=== EXERCISE SET ===
1 - Using the text on the war on drugs, decide whether each statement agrees with it: (a) More than 2.3 million US citizens are currently in prison or jail. (b) The war on drugs costs the US 70 million dollars each year. (c) Illicit drugs are harder to get today than when the war on drugs began. Answer yes or no for each and quote the words of the text that decide it.
2 - Carry on the text about ending the war on drugs, picking up after its final sentence.

=== SUPPLIED PASSAGE ===
##########
Meeting Minutes from InspireSeattle Social on April 25, 2015

Ending the War on Drugs

For four decades the US has fueled its policy of a “war on drugs” with over a trillion tax dollars and increasingly punitive policies. More than 39 million arrests for nonviolent drug offenses have been made. The incarcerated population quadrupled over a 20-year period, making building prisons the nation’s fastest growing industry. More than 2.3 million US citizens are currently in prison or jail, far more per capita than any country in the world. The US has 4.6 percent of the population of the world but 22.5 percent of the world’s prisoners. Each year this war costs the US another 70 billion dollars. Despite all the lives destroyed and all the money so ill spent, today illicit drugs are cheaper, more potent, and much easier to access than they were at the beginning of the war on drugs, 40 years ago. Meanwhile, people continue dying on the streets while drug barons and terrorists continue to grow richer, more powerful, better armed.
##########
=== SUPPLIED RECORDS ===
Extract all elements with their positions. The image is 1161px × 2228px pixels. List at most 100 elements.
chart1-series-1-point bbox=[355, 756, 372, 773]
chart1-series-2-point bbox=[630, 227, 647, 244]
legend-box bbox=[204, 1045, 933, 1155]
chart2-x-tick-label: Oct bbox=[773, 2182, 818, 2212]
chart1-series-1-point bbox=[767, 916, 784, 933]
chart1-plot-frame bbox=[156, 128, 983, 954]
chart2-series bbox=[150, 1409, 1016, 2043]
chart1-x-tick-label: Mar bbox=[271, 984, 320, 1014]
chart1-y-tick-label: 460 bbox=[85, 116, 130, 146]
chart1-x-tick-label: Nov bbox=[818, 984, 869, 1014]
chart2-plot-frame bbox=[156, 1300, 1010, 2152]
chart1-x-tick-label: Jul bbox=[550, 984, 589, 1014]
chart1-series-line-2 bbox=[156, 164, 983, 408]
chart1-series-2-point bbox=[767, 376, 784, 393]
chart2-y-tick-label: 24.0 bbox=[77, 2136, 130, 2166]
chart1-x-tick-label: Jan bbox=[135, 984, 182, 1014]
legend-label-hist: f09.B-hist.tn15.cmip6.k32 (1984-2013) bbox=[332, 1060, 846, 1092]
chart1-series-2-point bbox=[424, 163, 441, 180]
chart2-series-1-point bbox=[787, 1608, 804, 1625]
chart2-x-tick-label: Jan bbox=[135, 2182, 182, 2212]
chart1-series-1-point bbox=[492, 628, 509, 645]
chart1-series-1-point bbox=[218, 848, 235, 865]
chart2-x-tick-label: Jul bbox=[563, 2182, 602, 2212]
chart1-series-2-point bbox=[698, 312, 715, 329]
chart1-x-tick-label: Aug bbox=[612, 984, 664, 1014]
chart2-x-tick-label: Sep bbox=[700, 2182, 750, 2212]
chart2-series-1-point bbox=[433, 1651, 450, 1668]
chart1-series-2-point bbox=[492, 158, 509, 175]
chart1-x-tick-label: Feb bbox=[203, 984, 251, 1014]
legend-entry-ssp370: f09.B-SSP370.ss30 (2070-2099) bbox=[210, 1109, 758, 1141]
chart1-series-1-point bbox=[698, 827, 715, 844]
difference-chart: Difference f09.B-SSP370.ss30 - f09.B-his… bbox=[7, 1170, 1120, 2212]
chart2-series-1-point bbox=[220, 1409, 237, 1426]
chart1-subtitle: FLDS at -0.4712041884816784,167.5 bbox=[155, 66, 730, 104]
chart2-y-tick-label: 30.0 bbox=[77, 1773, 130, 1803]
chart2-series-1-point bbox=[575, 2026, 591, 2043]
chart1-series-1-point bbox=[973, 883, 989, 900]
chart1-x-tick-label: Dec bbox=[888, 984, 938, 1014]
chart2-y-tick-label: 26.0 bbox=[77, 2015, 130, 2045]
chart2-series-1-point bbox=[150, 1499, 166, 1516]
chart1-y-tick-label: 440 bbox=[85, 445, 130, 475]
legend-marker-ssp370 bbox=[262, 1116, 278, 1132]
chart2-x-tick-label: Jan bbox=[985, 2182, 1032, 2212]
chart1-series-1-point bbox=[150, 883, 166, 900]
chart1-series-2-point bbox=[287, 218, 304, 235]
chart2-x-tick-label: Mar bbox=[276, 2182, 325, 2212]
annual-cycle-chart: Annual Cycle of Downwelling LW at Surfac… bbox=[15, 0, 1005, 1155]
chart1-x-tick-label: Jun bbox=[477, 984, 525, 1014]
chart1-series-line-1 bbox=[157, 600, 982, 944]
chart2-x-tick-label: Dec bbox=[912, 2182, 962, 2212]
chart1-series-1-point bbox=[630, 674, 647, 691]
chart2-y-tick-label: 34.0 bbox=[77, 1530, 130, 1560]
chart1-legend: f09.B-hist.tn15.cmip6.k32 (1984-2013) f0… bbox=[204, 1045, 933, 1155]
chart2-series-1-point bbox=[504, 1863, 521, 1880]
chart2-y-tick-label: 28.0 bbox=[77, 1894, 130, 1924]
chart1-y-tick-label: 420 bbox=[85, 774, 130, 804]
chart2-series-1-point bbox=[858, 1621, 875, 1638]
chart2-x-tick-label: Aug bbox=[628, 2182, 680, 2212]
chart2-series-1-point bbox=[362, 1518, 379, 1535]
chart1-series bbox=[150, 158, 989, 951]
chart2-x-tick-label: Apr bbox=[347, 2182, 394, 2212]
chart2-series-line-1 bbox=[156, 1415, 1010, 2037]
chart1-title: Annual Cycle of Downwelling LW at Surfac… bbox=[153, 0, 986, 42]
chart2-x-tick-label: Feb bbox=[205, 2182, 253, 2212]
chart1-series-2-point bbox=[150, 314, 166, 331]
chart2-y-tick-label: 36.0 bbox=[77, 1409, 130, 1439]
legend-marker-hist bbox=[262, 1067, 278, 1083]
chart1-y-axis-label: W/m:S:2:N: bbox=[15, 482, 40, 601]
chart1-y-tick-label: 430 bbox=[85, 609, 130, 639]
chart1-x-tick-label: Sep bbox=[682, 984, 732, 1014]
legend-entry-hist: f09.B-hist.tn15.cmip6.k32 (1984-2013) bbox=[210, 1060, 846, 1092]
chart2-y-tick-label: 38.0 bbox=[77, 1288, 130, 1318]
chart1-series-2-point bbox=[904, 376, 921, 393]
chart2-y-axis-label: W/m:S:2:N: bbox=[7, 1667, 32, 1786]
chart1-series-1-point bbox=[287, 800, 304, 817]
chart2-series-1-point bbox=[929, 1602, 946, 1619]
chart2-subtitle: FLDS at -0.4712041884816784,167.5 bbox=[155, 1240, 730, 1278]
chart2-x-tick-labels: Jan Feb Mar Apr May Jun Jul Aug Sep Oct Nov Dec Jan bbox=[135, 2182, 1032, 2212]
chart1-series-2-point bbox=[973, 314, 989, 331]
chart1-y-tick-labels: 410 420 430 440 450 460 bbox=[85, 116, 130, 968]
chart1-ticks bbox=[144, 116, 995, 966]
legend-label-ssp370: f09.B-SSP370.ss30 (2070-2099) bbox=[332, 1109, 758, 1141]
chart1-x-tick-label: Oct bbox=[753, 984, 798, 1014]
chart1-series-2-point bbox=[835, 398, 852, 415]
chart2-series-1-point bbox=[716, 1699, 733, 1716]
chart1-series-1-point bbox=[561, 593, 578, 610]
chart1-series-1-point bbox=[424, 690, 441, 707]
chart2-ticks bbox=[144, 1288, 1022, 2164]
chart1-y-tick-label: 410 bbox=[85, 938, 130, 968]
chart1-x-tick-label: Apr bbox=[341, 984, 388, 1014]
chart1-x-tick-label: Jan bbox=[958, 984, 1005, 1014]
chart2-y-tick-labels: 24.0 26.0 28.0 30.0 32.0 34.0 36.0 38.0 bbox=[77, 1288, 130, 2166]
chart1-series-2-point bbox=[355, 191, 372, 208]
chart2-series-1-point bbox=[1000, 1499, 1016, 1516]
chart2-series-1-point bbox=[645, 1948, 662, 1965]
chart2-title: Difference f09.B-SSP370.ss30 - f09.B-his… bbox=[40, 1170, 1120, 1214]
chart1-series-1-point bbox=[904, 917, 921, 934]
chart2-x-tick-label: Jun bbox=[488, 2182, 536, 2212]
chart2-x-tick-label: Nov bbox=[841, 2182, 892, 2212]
##########
=== TASK RESULTS ===
1 -
(a) Yes: "More than 2.3 million US citizens are currently in prison or jail"
(b) No: "Each year this war costs the US another 70 billion dollars."
(c) No: "today illicit drugs are cheaper, more potent, and much easier to access than they were at the beginning of the war on drugs, 40 years ago."

2 -
Not one of the stated US drug policy goals of lowering the incidence of crime, addiction, drug availability, or juvenile drug use, has been achieved. Instead, our approach has magnified these problems by creating a self-perpetuating, ever-expanding policy of destruction, yet the US still insists on continuing the war and pressuring other governments to perpetuate these same unworkable policies. The drug war wreaks havoc, funds terrorism, and causes major corruption around the globe. This is the very definition of a failed public policy. This madness must cease!

With this in mind, current and former members of law enforcement have created a drug policy reform group called LEAP (Law Enforcement Against Prohibition). Supporters of LEAP believe that to save lives and lower the rates of disease, crime and addiction, as well as to conserve tax dollars, we must end drug prohibition. LEAP believes a system of regulation and control is far more effective than one of prohibition.

Guest Speaker: 

Jim Doherty: 

Jim Doherty prosecuted drug users as a chief prosecutor and also helped keep them in jail as a corrections officer. Prior to attending law school, Jim spent a year working as an “alternatives worker” getting criminal defendants into drug and alcohol rehabilitation programs and spent a year as a cell block officer in a large county jail. He later gained experience with the opposite perspective by serving as a public defender. In total, he has been practicing law for over thirty years, including several years as a felony public defender in Oregon, several as a municipal prosecutor for Washington cities, and two years as the Chief Prosecutor in the Attorney General’s office in American Samoa.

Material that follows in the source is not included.